Objective =
Scan the data below for the string "ByLayer". Copy every line where it appears.
****
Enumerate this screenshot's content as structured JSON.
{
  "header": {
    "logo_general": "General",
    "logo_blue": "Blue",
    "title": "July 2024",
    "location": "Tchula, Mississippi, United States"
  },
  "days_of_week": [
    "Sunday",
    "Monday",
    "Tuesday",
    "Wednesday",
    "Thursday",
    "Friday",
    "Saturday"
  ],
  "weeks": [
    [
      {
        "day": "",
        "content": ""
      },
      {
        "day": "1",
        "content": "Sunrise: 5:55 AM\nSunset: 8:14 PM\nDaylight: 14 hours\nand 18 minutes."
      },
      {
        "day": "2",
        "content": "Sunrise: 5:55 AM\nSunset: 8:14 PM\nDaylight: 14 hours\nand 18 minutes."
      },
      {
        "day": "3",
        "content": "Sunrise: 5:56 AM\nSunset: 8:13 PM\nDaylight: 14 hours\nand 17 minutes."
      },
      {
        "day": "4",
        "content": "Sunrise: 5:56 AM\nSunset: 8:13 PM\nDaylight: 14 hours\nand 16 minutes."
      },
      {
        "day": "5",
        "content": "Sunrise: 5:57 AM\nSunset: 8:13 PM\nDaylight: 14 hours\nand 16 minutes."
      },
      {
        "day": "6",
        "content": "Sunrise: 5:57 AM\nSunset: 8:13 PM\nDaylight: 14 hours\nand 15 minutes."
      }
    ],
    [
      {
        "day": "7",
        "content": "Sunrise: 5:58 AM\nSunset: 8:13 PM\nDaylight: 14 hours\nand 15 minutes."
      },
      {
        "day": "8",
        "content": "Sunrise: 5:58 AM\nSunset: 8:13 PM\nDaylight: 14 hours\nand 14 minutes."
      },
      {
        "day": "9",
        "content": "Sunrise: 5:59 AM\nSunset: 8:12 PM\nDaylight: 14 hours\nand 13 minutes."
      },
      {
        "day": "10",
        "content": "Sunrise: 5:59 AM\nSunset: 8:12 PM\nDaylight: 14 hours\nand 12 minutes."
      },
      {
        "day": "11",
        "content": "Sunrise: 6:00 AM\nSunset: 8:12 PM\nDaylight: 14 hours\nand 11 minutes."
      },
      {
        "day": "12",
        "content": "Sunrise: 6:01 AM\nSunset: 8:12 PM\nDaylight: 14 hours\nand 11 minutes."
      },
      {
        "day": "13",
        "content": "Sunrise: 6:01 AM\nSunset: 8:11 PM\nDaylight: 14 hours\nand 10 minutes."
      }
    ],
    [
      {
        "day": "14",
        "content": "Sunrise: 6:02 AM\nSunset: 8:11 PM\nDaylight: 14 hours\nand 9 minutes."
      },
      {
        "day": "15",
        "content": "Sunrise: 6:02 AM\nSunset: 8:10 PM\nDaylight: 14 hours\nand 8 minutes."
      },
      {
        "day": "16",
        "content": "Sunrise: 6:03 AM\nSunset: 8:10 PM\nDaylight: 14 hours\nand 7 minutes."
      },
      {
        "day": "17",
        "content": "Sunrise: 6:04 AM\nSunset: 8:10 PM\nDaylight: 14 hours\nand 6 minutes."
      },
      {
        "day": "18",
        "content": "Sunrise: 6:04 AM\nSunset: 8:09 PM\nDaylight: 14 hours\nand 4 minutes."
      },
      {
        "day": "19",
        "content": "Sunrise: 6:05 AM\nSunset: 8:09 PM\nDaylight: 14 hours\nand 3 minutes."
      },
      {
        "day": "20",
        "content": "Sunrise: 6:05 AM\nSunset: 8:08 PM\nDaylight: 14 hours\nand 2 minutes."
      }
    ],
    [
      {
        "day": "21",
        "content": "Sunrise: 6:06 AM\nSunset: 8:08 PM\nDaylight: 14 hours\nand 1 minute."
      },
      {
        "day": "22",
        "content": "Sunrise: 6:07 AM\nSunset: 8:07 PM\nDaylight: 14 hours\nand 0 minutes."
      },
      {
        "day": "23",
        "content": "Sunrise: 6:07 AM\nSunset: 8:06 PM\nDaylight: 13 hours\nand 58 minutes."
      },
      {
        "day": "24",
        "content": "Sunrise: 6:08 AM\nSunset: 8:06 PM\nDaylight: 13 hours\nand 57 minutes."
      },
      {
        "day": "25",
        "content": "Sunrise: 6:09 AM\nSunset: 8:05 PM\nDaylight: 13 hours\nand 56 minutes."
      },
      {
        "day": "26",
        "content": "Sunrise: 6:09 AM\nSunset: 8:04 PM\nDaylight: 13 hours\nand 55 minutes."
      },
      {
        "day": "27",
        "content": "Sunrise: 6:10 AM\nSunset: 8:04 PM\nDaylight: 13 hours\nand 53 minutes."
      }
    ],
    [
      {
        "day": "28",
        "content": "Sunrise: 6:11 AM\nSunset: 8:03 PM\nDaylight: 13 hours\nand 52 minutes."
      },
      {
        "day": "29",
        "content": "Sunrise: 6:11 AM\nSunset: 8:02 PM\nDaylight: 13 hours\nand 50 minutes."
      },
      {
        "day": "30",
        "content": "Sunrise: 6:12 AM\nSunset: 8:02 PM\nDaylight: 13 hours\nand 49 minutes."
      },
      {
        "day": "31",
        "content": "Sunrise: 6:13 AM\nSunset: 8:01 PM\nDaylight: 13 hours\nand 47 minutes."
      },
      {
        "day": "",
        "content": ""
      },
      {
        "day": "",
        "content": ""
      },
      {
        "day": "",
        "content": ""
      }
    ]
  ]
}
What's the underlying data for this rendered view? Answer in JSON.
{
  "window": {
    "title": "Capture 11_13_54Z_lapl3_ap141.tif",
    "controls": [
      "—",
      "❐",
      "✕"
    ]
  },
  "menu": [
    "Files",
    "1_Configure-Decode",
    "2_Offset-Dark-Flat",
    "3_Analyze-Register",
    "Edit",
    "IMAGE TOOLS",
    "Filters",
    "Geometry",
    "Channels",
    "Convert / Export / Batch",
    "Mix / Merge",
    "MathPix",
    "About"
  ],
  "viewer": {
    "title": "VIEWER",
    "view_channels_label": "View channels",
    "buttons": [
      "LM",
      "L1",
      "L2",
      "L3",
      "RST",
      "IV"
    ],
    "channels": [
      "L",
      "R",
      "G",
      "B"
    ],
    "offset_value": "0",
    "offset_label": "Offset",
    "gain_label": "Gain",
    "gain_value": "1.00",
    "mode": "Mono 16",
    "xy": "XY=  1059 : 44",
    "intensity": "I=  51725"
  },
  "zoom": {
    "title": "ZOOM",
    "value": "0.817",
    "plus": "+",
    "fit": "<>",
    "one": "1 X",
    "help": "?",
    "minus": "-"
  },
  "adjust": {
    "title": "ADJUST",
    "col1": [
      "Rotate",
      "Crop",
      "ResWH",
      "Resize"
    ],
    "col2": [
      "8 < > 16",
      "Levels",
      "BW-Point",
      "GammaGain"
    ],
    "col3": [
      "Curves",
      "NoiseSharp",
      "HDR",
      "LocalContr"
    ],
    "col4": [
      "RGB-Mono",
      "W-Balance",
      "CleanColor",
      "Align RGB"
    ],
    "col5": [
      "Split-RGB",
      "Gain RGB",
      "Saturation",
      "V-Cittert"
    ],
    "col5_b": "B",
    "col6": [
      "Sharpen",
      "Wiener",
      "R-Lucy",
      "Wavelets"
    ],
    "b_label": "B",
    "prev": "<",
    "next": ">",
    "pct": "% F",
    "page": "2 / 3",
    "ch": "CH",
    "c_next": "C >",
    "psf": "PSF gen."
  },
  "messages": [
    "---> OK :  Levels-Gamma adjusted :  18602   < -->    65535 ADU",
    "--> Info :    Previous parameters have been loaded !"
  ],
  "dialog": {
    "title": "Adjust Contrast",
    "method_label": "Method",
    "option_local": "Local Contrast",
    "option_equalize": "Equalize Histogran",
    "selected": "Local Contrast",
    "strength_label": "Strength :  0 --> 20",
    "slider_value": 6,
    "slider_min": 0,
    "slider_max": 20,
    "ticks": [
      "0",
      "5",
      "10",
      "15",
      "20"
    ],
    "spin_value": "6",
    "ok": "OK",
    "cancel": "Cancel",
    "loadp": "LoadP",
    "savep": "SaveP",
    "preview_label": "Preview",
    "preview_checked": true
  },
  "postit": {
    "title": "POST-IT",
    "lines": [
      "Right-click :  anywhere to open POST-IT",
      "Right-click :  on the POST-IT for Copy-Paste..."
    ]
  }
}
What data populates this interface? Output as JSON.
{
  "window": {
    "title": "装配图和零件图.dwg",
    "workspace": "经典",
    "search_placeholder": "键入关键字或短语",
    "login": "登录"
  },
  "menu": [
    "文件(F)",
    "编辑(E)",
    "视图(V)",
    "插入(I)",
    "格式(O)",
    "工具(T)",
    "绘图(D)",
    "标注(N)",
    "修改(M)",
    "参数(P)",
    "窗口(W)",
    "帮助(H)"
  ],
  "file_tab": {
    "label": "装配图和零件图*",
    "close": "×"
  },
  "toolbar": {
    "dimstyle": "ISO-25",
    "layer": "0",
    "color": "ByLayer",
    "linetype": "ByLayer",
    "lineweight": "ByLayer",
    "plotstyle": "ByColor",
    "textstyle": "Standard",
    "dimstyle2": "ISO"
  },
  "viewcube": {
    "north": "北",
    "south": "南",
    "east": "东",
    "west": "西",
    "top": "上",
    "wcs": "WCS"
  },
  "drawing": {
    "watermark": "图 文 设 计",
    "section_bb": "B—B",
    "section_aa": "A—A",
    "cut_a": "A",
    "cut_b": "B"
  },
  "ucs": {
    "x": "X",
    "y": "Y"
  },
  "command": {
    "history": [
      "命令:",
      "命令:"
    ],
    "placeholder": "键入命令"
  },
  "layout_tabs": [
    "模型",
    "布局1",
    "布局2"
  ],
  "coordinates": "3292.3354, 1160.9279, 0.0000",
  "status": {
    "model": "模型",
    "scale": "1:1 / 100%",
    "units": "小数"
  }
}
****
Response to this exercise =
    "color": "ByLayer",
    "linetype": "ByLayer",
    "lineweight": "ByLayer",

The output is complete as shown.